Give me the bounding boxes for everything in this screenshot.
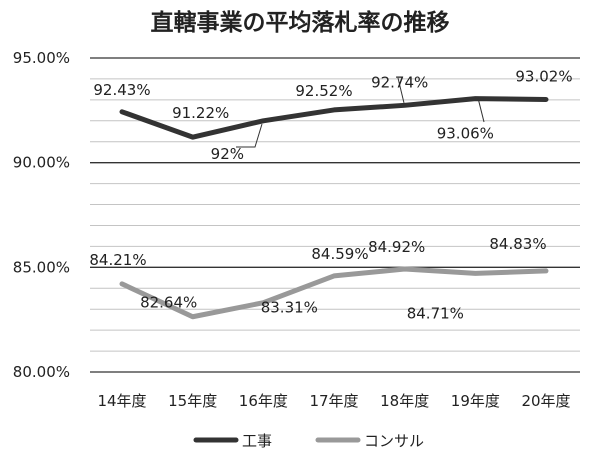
x-tick-label: 15年度 — [168, 392, 217, 410]
label-leaders — [236, 77, 485, 148]
y-tick-label: 95.00% — [13, 49, 70, 67]
x-tick-label: 19年度 — [451, 392, 500, 410]
data-label: 82.64% — [140, 294, 197, 312]
series-line-0 — [119, 96, 549, 140]
y-tick-label: 90.00% — [13, 154, 70, 172]
legend-label-0: 工事 — [242, 432, 272, 450]
data-label: 92% — [211, 145, 244, 163]
series-lines — [119, 96, 549, 320]
y-axis-ticks: 80.00% 85.00% 90.00% 95.00% — [13, 49, 70, 381]
data-label: 84.92% — [368, 238, 425, 256]
data-label: 84.59% — [311, 245, 368, 263]
leader-line — [236, 123, 263, 148]
data-label: 91.22% — [172, 104, 229, 122]
data-label: 83.31% — [261, 299, 318, 317]
data-label: 92.74% — [371, 73, 428, 91]
x-tick-label: 18年度 — [380, 392, 429, 410]
x-tick-label: 17年度 — [309, 392, 358, 410]
y-tick-label: 80.00% — [13, 363, 70, 381]
x-axis-ticks: 14年度 15年度 16年度 17年度 18年度 19年度 20年度 — [97, 392, 570, 410]
x-tick-label: 16年度 — [239, 392, 288, 410]
leader-line — [397, 77, 405, 104]
data-label: 84.71% — [407, 304, 464, 322]
legend: 工事 コンサル — [193, 432, 424, 450]
data-label: 84.21% — [89, 251, 146, 269]
legend-label-1: コンサル — [364, 432, 424, 450]
x-tick-label: 14年度 — [97, 392, 146, 410]
data-label: 92.43% — [93, 81, 150, 99]
data-labels: 92.43% 91.22% 92% 92.52% 92.74% 93.06% 93.02% 8… — [89, 67, 572, 322]
data-label: 92.52% — [295, 82, 352, 100]
y-tick-label: 85.00% — [13, 258, 70, 276]
gridlines — [90, 57, 580, 373]
data-label: 84.83% — [489, 235, 546, 253]
x-tick-label: 20年度 — [521, 392, 570, 410]
series-line-1 — [119, 266, 549, 320]
leader-line — [477, 97, 485, 123]
data-label: 93.06% — [437, 125, 494, 143]
chart-title: 直轄事業の平均落札率の推移 — [151, 9, 450, 36]
data-label: 93.02% — [515, 67, 572, 85]
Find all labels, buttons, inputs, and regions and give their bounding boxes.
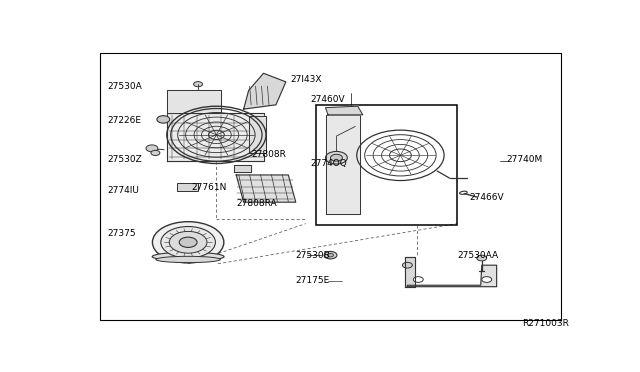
Circle shape [152, 222, 224, 263]
Polygon shape [234, 165, 251, 172]
Bar [316, 105, 457, 225]
Circle shape [328, 253, 333, 257]
Circle shape [326, 151, 348, 164]
Text: 27530B: 27530B [296, 251, 330, 260]
Circle shape [146, 145, 158, 152]
Circle shape [330, 154, 342, 161]
Ellipse shape [152, 252, 224, 261]
Text: 27740M: 27740M [507, 155, 543, 164]
Text: 27375: 27375 [108, 229, 136, 238]
Polygon shape [167, 90, 221, 113]
Circle shape [403, 262, 412, 268]
Text: 27761N: 27761N [191, 183, 227, 192]
Text: 27I43X: 27I43X [291, 74, 323, 83]
Text: 27530Z: 27530Z [108, 155, 142, 164]
Polygon shape [244, 73, 286, 109]
Polygon shape [249, 116, 266, 154]
Text: 27530AA: 27530AA [457, 251, 498, 260]
Polygon shape [326, 106, 363, 115]
Circle shape [151, 150, 160, 155]
Polygon shape [236, 175, 296, 202]
Text: 27466V: 27466V [469, 193, 504, 202]
Text: 27808R: 27808R [251, 150, 286, 158]
Text: 2774OQ: 2774OQ [310, 159, 348, 168]
Polygon shape [326, 115, 360, 214]
Circle shape [477, 255, 487, 261]
Polygon shape [167, 113, 264, 161]
Text: 27175E: 27175E [296, 276, 330, 285]
Circle shape [193, 81, 202, 87]
Circle shape [482, 277, 492, 282]
Text: 27460V: 27460V [310, 94, 345, 103]
Circle shape [169, 231, 207, 253]
Polygon shape [405, 257, 415, 287]
Text: 27808RA: 27808RA [236, 199, 277, 208]
Text: R271003R: R271003R [522, 319, 568, 328]
Circle shape [413, 277, 423, 282]
Bar [177, 183, 198, 191]
Circle shape [179, 237, 197, 247]
Circle shape [161, 227, 216, 258]
Circle shape [157, 116, 170, 123]
Text: 27530A: 27530A [108, 82, 142, 91]
Polygon shape [408, 265, 497, 287]
Text: 2774IU: 2774IU [108, 186, 139, 195]
Circle shape [324, 251, 337, 259]
Text: 27226E: 27226E [108, 116, 141, 125]
Ellipse shape [156, 256, 220, 263]
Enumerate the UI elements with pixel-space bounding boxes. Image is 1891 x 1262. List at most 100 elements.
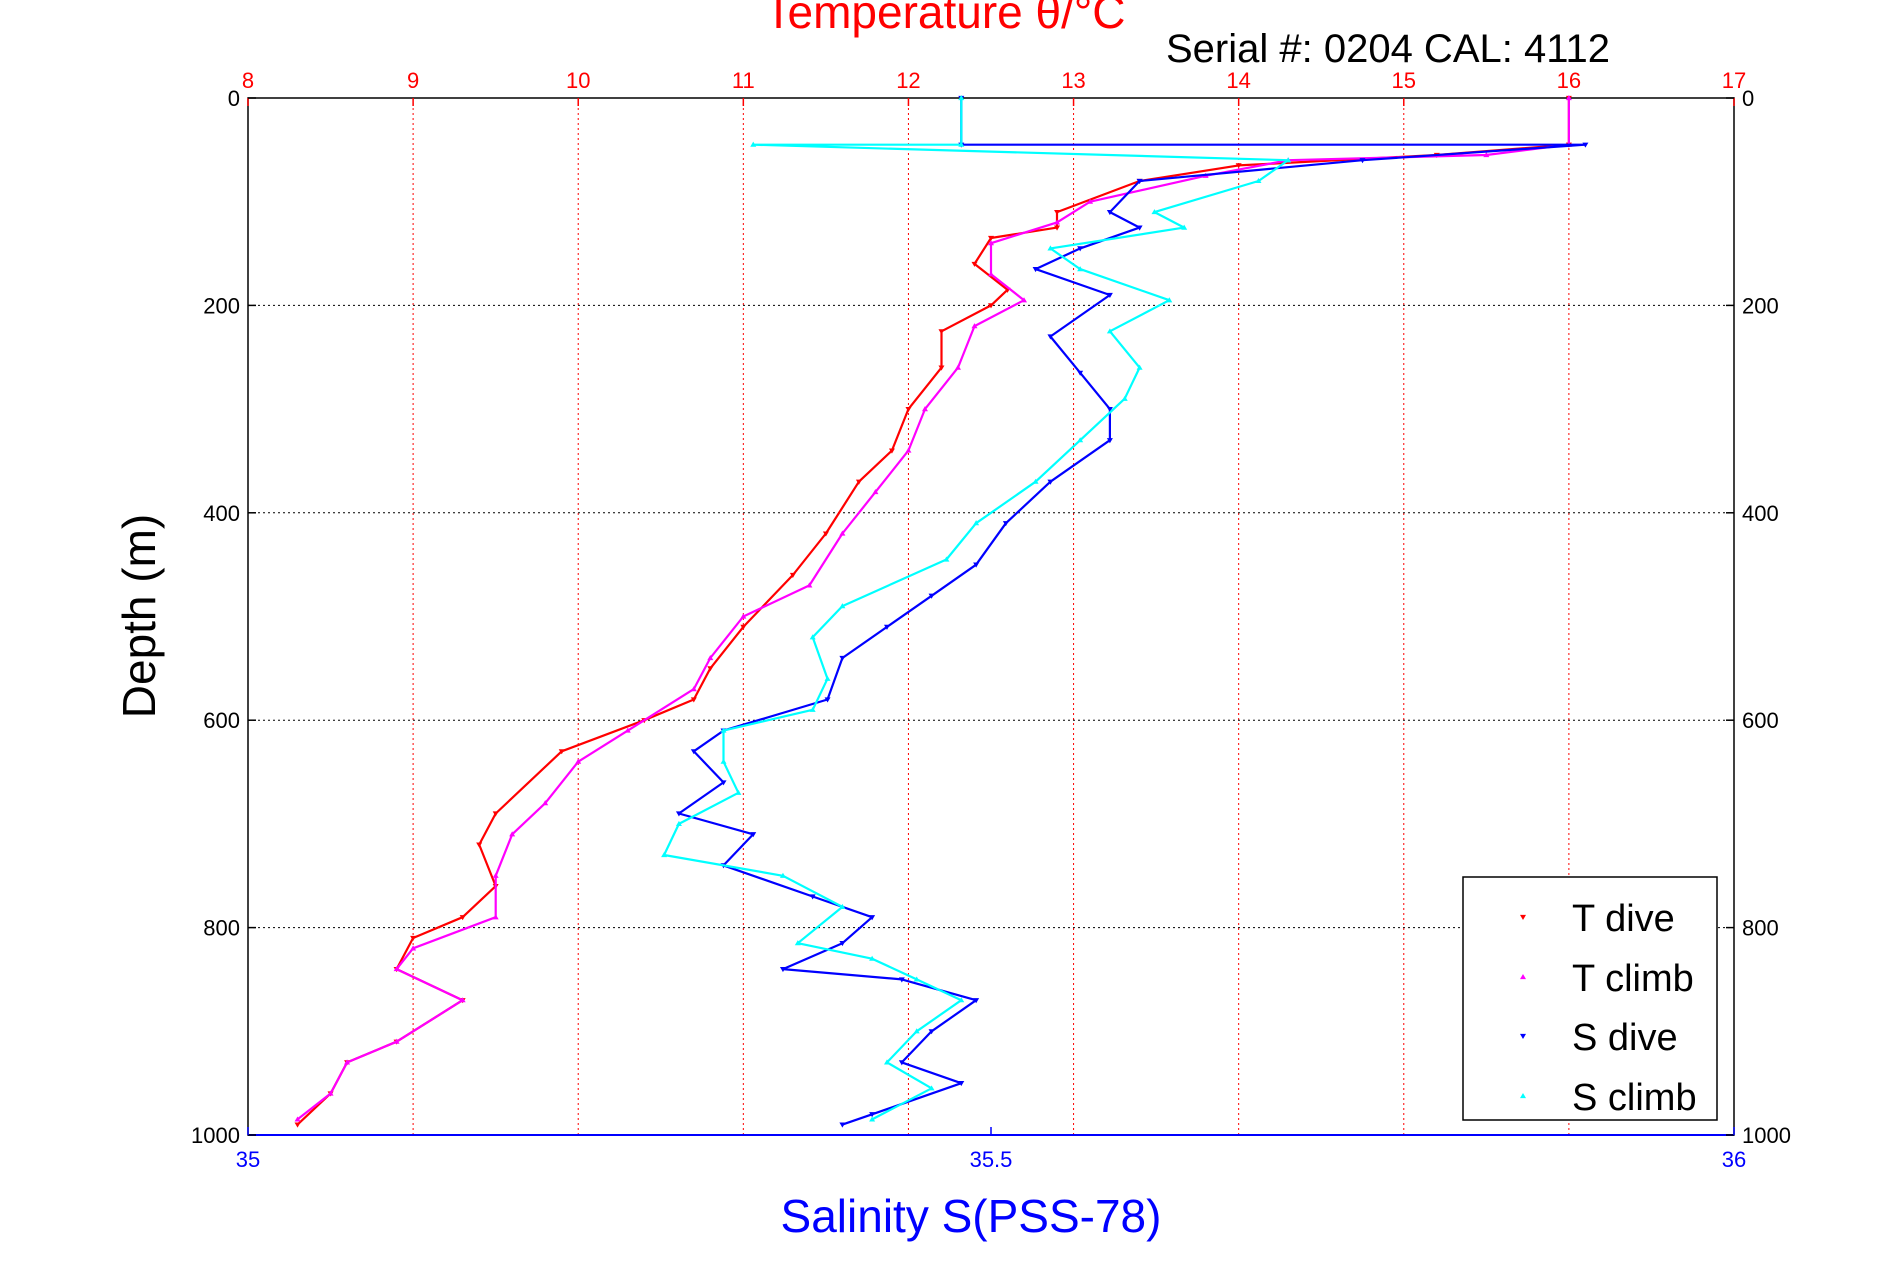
data-point-t-climb: [344, 1059, 351, 1065]
data-point-t-dive: [938, 365, 945, 371]
legend-marker-t-climb: [1520, 974, 1526, 980]
legend-label-t-dive: T dive: [1572, 898, 1675, 940]
data-point-s-dive: [1106, 407, 1113, 413]
data-point-s-climb: [839, 603, 846, 609]
data-point-s-dive: [1106, 438, 1113, 444]
data-point-t-climb: [542, 800, 549, 806]
data-point-t-climb: [905, 447, 912, 453]
data-point-t-dive: [492, 811, 499, 817]
data-point-t-climb: [872, 489, 879, 495]
x-axis-label: Salinity S(PSS-78): [781, 1190, 1162, 1242]
series-line-s-dive: [677, 98, 1587, 1126]
data-point-s-dive: [839, 1122, 846, 1128]
data-point-s-dive: [839, 941, 846, 947]
data-point-t-climb: [575, 758, 582, 764]
data-point-s-climb: [720, 727, 727, 733]
data-point-s-climb: [779, 872, 786, 878]
data-point-s-climb: [1077, 266, 1084, 272]
temperature-tick-label: 17: [1722, 68, 1746, 93]
salinity-tick-label: 35.5: [970, 1147, 1013, 1172]
data-point-s-dive: [750, 832, 757, 838]
temperature-tick-label: 8: [242, 68, 254, 93]
depth-tick-label-right: 600: [1742, 708, 1779, 733]
data-point-s-dive: [1582, 142, 1589, 148]
data-point-s-dive: [928, 593, 935, 599]
data-point-s-dive: [898, 1060, 905, 1066]
data-point-s-dive: [1032, 267, 1039, 273]
data-point-s-climb: [943, 556, 950, 562]
legend-label-s-dive: S dive: [1572, 1017, 1678, 1059]
data-point-s-climb: [824, 675, 831, 681]
data-point-s-dive: [690, 749, 697, 755]
serial-annotation: Serial #: 0204 CAL: 4112: [1166, 27, 1610, 71]
data-point-s-dive: [839, 655, 846, 661]
depth-tick-label-left: 200: [203, 293, 240, 318]
data-point-s-dive: [1136, 225, 1143, 231]
data-point-t-dive: [459, 915, 466, 921]
series-line-t-dive: [296, 98, 1571, 1126]
data-point-s-climb: [794, 940, 801, 946]
data-point-t-dive: [410, 935, 417, 941]
data-point-s-climb: [913, 1028, 920, 1034]
data-point-t-climb: [410, 945, 417, 951]
data-point-t-dive: [855, 479, 862, 485]
data-point-s-dive: [973, 562, 980, 568]
data-point-s-dive: [958, 1081, 965, 1087]
data-point-s-climb: [1047, 245, 1054, 251]
series-line-s-climb: [662, 98, 1290, 1121]
data-point-s-climb: [883, 1059, 890, 1065]
temperature-tick-label: 11: [732, 68, 755, 93]
data-point-t-dive: [1054, 209, 1061, 216]
data-point-t-dive: [988, 303, 994, 309]
data-point-s-dive: [1359, 158, 1366, 164]
data-point-t-climb: [690, 686, 697, 692]
depth-tick-label-left: 1000: [191, 1123, 240, 1148]
data-point-s-climb: [958, 95, 965, 101]
legend: T dive T climb S dive S climb: [1462, 876, 1718, 1121]
data-point-t-dive: [988, 235, 994, 241]
data-point-t-dive: [938, 329, 945, 335]
data-point-s-dive: [1106, 209, 1113, 216]
data-point-s-climb: [869, 1116, 876, 1122]
temperature-tick-label: 10: [566, 68, 590, 93]
series-line-t-climb: [296, 98, 1571, 1121]
data-point-t-dive: [476, 842, 483, 848]
data-point-s-climb: [809, 706, 816, 712]
data-point-t-dive: [905, 407, 912, 413]
data-point-t-dive: [740, 624, 747, 630]
data-point-s-climb: [1077, 437, 1084, 443]
salinity-tick-label: 35: [236, 1147, 260, 1172]
data-point-s-climb: [1255, 177, 1262, 184]
data-point-t-climb: [954, 364, 961, 370]
data-point-t-climb: [839, 530, 846, 536]
data-point-t-climb: [707, 654, 714, 661]
data-point-s-dive: [1047, 479, 1054, 485]
depth-tick-label-right: 1000: [1742, 1123, 1791, 1148]
data-point-t-dive: [1054, 225, 1061, 231]
data-point-t-climb: [459, 997, 466, 1003]
data-point-t-dive: [690, 697, 697, 703]
data-point-t-dive: [888, 448, 895, 454]
data-point-t-climb: [1565, 95, 1572, 101]
data-point-s-dive: [675, 811, 682, 817]
data-point-t-climb: [492, 914, 499, 920]
data-point-t-climb: [988, 240, 994, 246]
data-point-s-climb: [958, 997, 965, 1003]
depth-tick-label-right: 400: [1742, 501, 1779, 526]
depth-tick-label-left: 0: [228, 86, 240, 111]
temperature-tick-label: 15: [1392, 68, 1416, 93]
depth-tick-label-right: 0: [1742, 86, 1754, 111]
data-point-s-dive: [1077, 370, 1084, 376]
y-axis-label: Depth (m): [113, 514, 165, 718]
data-point-s-climb: [1181, 224, 1188, 230]
data-point-t-climb: [1483, 152, 1490, 158]
data-point-t-climb: [509, 831, 516, 837]
data-point-s-dive: [779, 966, 786, 973]
temperature-tick-label: 12: [896, 68, 920, 93]
data-point-t-climb: [1087, 198, 1094, 204]
data-point-s-dive: [1077, 246, 1084, 252]
data-point-s-climb: [1121, 395, 1128, 401]
data-point-t-climb: [294, 1116, 301, 1122]
data-point-s-climb: [973, 520, 980, 526]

------------

Qué entregar: Transcribe sin ningún cambio todo lo que va desde la línea que contiene "x-tick-label: 15年度 — [168, 392, 217, 410]" hasta la que contiene "legend-label-0: 工事 — [242, 432, 272, 450]", ambas incluidas.

Solución:
x-tick-label: 15年度 — [168, 392, 217, 410]
label-leaders — [236, 77, 485, 148]
y-tick-label: 95.00% — [13, 49, 70, 67]
x-tick-label: 19年度 — [451, 392, 500, 410]
data-label: 82.64% — [140, 294, 197, 312]
series-line-0 — [119, 96, 549, 140]
y-tick-label: 90.00% — [13, 154, 70, 172]
legend-label-0: 工事 — [242, 432, 272, 450]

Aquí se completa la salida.